Exercise: Gather each line of the entries below that includes "empresas".

Structured figure records:
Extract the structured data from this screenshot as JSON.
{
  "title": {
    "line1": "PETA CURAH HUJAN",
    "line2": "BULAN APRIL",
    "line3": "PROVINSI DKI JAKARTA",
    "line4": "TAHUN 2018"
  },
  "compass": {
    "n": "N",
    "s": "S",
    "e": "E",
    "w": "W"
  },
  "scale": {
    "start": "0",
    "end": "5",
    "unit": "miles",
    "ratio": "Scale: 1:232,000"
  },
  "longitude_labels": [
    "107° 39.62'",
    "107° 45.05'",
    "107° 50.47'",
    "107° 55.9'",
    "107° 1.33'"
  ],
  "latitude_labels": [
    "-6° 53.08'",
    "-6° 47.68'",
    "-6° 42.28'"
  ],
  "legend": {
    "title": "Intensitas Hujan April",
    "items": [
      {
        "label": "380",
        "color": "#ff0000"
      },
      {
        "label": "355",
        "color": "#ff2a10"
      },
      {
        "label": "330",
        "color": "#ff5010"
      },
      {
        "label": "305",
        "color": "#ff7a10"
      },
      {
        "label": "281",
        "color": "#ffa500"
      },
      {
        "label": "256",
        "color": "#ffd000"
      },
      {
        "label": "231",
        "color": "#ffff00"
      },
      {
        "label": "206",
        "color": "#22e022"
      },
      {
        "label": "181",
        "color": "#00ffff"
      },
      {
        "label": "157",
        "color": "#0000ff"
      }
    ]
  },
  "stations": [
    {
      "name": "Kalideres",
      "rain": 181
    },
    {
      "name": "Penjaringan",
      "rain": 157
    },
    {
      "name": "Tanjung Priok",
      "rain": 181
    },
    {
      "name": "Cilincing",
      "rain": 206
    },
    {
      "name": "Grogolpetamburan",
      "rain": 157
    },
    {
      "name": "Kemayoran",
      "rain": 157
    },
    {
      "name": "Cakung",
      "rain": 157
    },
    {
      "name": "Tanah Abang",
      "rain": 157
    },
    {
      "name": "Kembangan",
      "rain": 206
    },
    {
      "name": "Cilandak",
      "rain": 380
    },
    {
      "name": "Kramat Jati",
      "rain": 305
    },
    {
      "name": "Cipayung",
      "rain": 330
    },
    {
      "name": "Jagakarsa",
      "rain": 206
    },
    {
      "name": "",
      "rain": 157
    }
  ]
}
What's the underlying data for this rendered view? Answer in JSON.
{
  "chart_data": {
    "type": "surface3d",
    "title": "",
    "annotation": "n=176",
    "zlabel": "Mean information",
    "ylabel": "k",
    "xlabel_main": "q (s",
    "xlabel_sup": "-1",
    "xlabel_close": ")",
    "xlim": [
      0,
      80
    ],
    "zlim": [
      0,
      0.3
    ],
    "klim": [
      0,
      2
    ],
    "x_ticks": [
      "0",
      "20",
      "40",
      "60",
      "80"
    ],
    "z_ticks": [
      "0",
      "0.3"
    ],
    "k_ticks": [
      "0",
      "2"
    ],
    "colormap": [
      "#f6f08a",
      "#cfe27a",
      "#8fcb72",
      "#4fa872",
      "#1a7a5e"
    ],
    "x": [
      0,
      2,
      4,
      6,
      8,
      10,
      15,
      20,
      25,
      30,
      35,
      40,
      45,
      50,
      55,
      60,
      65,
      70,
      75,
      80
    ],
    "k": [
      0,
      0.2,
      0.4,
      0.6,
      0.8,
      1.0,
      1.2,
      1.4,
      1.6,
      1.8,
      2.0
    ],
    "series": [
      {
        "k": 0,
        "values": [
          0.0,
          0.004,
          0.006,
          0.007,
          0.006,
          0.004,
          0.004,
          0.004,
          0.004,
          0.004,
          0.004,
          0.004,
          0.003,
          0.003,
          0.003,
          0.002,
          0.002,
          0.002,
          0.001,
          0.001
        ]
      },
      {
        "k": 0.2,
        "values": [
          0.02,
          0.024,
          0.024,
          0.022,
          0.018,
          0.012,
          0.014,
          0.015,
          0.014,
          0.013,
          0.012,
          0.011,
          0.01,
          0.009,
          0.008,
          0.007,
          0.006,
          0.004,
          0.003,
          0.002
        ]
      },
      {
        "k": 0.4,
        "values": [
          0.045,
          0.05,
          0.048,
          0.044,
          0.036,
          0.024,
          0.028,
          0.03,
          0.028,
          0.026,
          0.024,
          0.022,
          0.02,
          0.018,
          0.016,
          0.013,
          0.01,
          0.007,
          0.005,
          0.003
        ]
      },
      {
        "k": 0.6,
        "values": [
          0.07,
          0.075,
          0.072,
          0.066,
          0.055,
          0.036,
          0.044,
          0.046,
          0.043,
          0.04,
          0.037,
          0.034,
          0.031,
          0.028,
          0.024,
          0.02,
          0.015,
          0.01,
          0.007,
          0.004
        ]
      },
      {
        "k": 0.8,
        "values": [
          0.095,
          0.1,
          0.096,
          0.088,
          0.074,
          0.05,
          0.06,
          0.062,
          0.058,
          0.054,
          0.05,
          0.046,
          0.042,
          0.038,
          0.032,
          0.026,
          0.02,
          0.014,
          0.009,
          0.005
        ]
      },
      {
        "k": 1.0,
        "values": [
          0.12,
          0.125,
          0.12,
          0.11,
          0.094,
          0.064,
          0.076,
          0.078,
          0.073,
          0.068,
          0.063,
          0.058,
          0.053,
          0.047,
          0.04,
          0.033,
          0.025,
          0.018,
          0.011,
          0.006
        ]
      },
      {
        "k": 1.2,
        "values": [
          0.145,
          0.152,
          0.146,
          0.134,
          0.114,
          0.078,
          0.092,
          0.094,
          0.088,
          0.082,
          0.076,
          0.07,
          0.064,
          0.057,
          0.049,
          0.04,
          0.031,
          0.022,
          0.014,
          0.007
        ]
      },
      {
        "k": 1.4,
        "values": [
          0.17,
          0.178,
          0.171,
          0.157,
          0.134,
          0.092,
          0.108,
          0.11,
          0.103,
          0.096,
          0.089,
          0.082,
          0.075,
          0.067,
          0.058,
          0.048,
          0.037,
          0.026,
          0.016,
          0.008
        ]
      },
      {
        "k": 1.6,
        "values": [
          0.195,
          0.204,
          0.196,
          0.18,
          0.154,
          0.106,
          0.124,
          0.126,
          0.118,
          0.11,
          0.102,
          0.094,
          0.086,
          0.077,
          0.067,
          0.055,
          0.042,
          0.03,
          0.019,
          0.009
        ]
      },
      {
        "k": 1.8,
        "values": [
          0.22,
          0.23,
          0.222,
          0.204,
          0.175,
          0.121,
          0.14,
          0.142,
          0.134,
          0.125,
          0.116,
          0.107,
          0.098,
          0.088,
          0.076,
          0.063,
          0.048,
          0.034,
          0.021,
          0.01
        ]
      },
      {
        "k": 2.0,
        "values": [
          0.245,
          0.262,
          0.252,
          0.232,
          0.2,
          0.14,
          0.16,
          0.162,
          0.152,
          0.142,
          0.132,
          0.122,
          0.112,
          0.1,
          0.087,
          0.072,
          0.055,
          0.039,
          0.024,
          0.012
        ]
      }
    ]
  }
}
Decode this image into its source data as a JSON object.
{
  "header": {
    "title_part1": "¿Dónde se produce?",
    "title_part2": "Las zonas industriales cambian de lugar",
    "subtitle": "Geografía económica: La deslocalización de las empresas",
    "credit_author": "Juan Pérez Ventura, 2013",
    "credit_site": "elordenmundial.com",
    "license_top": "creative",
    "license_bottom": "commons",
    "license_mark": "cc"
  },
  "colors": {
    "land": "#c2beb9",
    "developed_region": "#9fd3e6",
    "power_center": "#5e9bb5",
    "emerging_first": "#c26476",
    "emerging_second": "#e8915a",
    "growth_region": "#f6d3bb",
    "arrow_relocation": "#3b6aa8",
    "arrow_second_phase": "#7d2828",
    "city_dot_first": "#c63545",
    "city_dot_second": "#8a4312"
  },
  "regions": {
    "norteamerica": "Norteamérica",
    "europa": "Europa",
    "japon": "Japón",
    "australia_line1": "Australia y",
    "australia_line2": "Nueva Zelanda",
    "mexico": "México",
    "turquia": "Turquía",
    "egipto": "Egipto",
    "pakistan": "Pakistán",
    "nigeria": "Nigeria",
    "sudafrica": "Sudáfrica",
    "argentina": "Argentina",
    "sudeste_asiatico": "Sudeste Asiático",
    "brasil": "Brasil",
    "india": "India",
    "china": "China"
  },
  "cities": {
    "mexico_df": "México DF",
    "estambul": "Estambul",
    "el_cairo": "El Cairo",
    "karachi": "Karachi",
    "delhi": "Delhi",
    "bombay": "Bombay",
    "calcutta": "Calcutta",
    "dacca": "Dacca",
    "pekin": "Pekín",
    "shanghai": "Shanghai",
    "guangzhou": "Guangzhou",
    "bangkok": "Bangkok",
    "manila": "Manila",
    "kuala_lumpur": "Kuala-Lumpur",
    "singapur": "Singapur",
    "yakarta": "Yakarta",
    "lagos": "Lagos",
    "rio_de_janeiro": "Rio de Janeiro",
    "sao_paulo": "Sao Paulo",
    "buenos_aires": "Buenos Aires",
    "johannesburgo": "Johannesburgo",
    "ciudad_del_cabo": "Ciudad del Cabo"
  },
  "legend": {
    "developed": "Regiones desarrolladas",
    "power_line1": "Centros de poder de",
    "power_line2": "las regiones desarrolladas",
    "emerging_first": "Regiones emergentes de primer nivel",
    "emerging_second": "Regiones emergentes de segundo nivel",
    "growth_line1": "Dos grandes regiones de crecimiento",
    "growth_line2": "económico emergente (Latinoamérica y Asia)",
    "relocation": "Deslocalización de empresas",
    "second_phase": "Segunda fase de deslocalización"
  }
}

Task answer:
    "subtitle": "Geografía económica: La deslocalización de las empresas",
    "relocation": "Deslocalización de empresas",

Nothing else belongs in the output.